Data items
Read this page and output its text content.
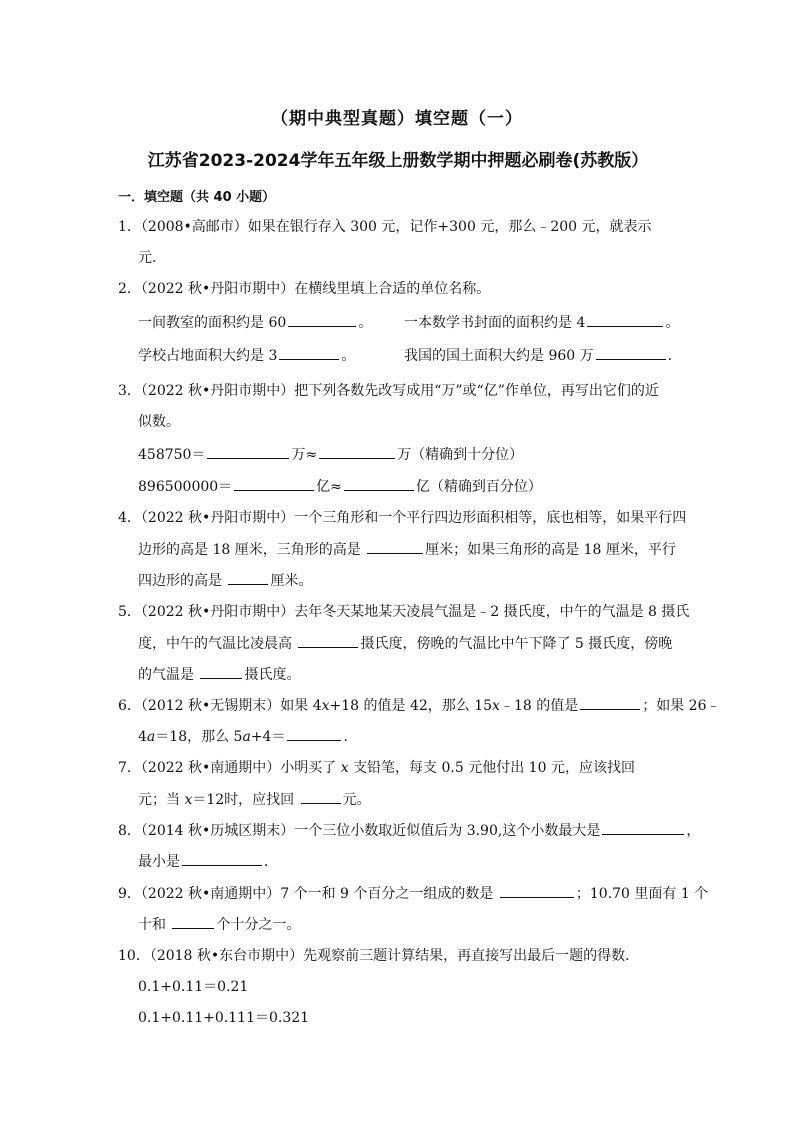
（期中典型真题）填空题（一）
江苏省2023-2024学年五年级上册数学期中押题必刷卷(苏教版）
一．填空题（共 40 小题）
1．（2008•高邮市）如果在银行存入 300 元，记作+300 元，那么﹣200 元，就表示
元．
2．（2022 秋•丹阳市期中）在横线里填上合适的单位名称。
一间教室的面积约是 60	。 一本数学书封面的面积约是 4	。
学校占地面积大约是 3	。	我国的国土面积大约是 960 万	.
3．（2022 秋•丹阳市期中）把下列各数先改写成用“万”或“亿”作单位，再写出它们的近
似数。
458750＝	万≈	万（精确到十分位）
896500000＝	亿≈	亿（精确到百分位）
4．（2022 秋•丹阳市期中）一个三角形和一个平行四边形面积相等，底也相等，如果平行四
边形的高是 18 厘米，三角形的高是	厘米；如果三角形的高是 18 厘米，平行
四边形的高是	厘米。
5．（2022 秋•丹阳市期中）去年冬天某地某天凌晨气温是﹣2 摄氏度，中午的气温是 8 摄氏
度，中午的气温比凌晨高	摄氏度，傍晚的气温比中午下降了 5 摄氏度，傍晚
的气温是	摄氏度。
6．（2012 秋•无锡期末）如果 4x+18 的值是 42，那么 15x﹣18 的值是	；如果 26﹣
4a＝18，那么 5a+4＝	．
7．（2022 秋•南通期中）小明买了 x 支铅笔，每支 0.5 元他付出 10 元，应该找回
元；当 x＝12时，应找回	元。
8．（2014 秋•历城区期末）一个三位小数取近似值后为 3.90,这个小数最大是	，
最小是	．
9．（2022 秋•南通期中）7 个一和 9 个百分之一组成的数是	；10.70 里面有 1 个
十和	个十分之一。
10．（2018 秋•东台市期中）先观察前三题计算结果，再直接写出最后一题的得数．
0.1+0.11＝0.21
0.1+0.11+0.111＝0.321
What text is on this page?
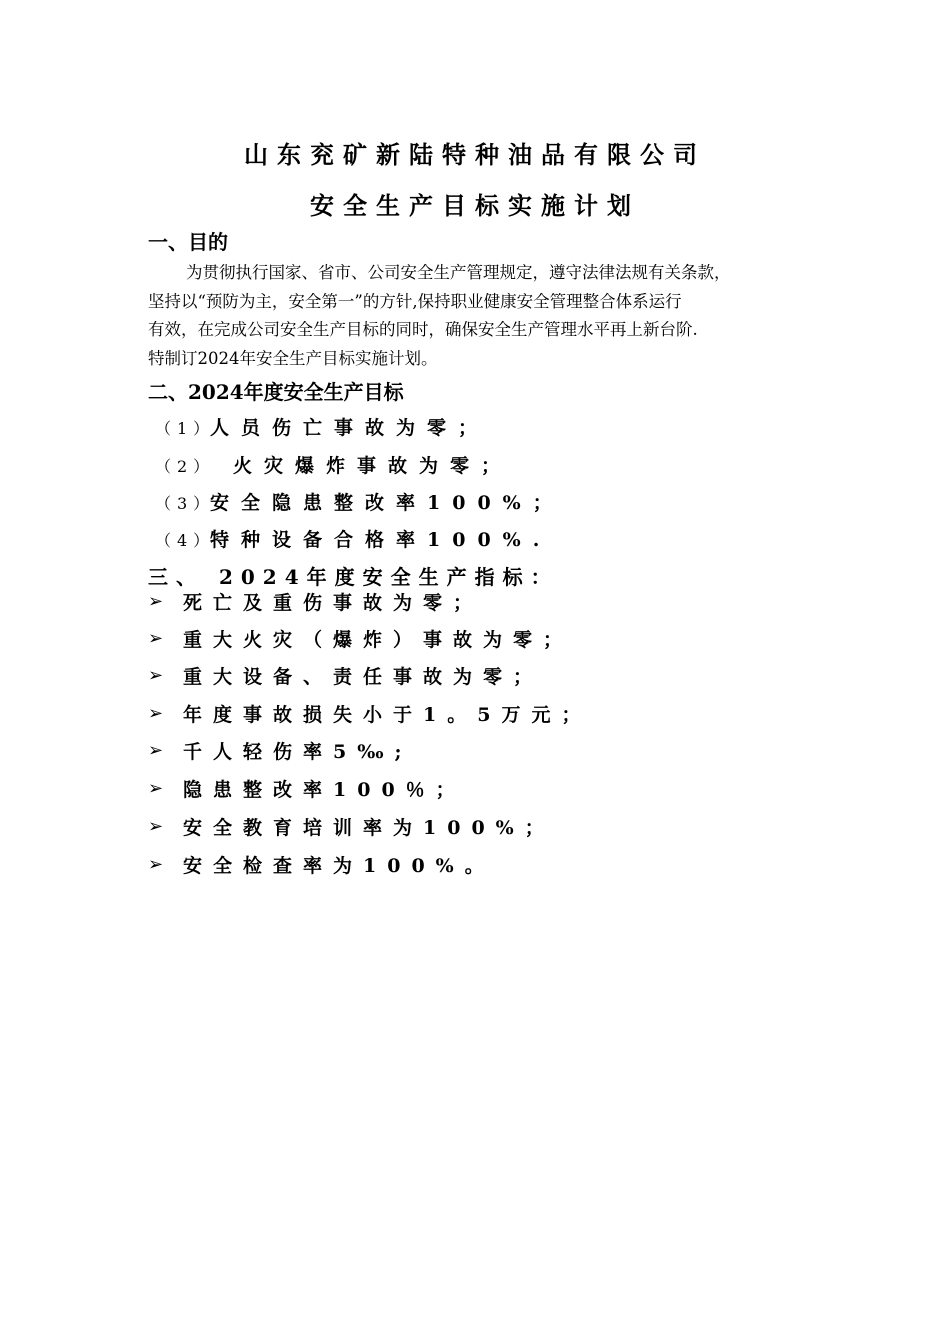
山东兖矿新陆特种油品有限公司
安全生产目标实施计划
一、目的
为贯彻执行国家、省市、公司安全生产管理规定，遵守法律法规有关条款，
坚持以“预防为主，安全第一”的方针,保持职业健康安全管理整合体系运行
有效，在完成公司安全生产目标的同时，确保安全生产管理水平再上新台阶.
特制订2024年安全生产目标实施计划。
二、2024年度安全生产目标
（1）人员伤亡事故为零；
（2） 火灾爆炸事故为零；
（3）安全隐患整改率100%；
（4）特种设备合格率100%.
三、 2024年度安全生产指标：
➢	死亡及重伤事故为零；
➢	重大火灾（爆炸）事故为零；
➢	重大设备、责任事故为零；
➢	年度事故损失小于1。5万元；
➢	千人轻伤率5‰;
➢	隐患整改率100％；
➢	安全教育培训率为100%；
➢	安全检查率为100%。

* _Objective_
From the line holding "What text is on this page?" to the last line of the listing, please output each line exactly as it stands. Pictures stay out of the copy.

* _In response_
What text is on this page?
山东兖矿新陆特种油品有限公司
安全生产目标实施计划
一、目的
为贯彻执行国家、省市、公司安全生产管理规定，遵守法律法规有关条款，
坚持以“预防为主，安全第一”的方针,保持职业健康安全管理整合体系运行
有效，在完成公司安全生产目标的同时，确保安全生产管理水平再上新台阶.
特制订2024年安全生产目标实施计划。
二、2024年度安全生产目标
（1）人员伤亡事故为零；
（2） 火灾爆炸事故为零；
（3）安全隐患整改率100%；
（4）特种设备合格率100%.
三、 2024年度安全生产指标：
➢	死亡及重伤事故为零；
➢	重大火灾（爆炸）事故为零；
➢	重大设备、责任事故为零；
➢	年度事故损失小于1。5万元；
➢	千人轻伤率5‰;
➢	隐患整改率100％；
➢	安全教育培训率为100%；
➢	安全检查率为100%。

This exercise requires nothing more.